Data excerpts:
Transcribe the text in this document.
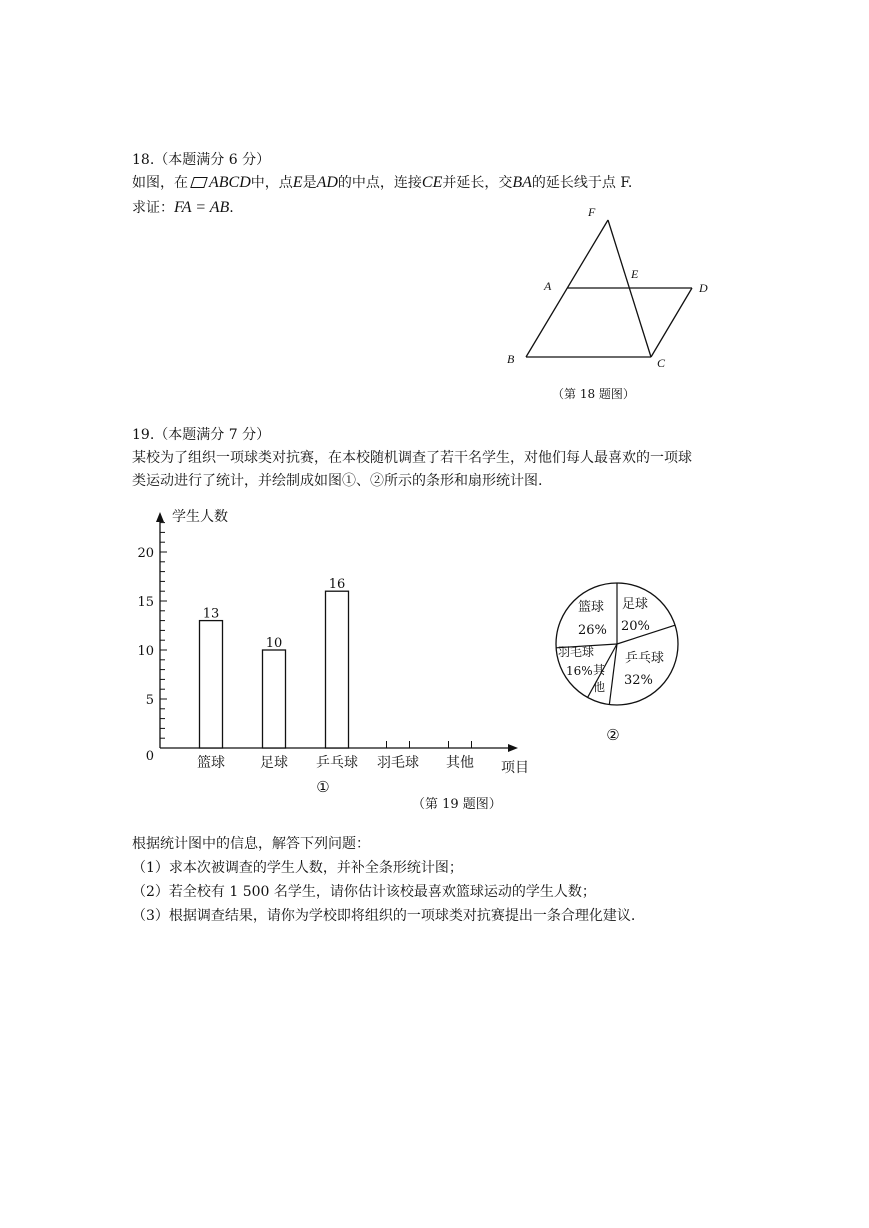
18.（本题满分 6 分）
如图，在 ABCD中，点E是AD的中点，连接CE并延长，交BA的延长线于点 F.
求证：FA = AB.	F
A
E
D
B	C
（第 18 题图）
19.（本题满分 7 分）
某校为了组织一项球类对抗赛，在本校随机调查了若干名学生，对他们每人最喜欢的一项球
类运动进行了统计，并绘制成如图①、②所示的条形和扇形统计图.
0
5
10
15
20
学生人数
项目
13
篮球
10
足球
16
乒乓球 羽毛球 其他
①
足球
20%
乒乓球
32%
其
他
羽毛球
16%
篮球
26%
②
（第 19 题图）
根据统计图中的信息，解答下列问题：
（1）求本次被调查的学生人数，并补全条形统计图；
（2）若全校有 1 500 名学生，请你估计该校最喜欢篮球运动的学生人数；
（3）根据调查结果，请你为学校即将组织的一项球类对抗赛提出一条合理化建议.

Task requirements:
Write out the listing above exactly as it stands, pictures excluded.

Answer for the task:
Transcribe the text in this document.
18.（本题满分 6 分）
如图，在 ABCD中，点E是AD的中点，连接CE并延长，交BA的延长线于点 F.
求证：FA = AB.	F
A
E
D
B	C
（第 18 题图）
19.（本题满分 7 分）
某校为了组织一项球类对抗赛，在本校随机调查了若干名学生，对他们每人最喜欢的一项球
类运动进行了统计，并绘制成如图①、②所示的条形和扇形统计图.
0
5
10
15
20
学生人数
项目
13
篮球
10
足球
16
乒乓球 羽毛球 其他
①
足球
20%
乒乓球
32%
其
他
羽毛球
16%
篮球
26%
②
（第 19 题图）
根据统计图中的信息，解答下列问题：
（1）求本次被调查的学生人数，并补全条形统计图；
（2）若全校有 1 500 名学生，请你估计该校最喜欢篮球运动的学生人数；
（3）根据调查结果，请你为学校即将组织的一项球类对抗赛提出一条合理化建议.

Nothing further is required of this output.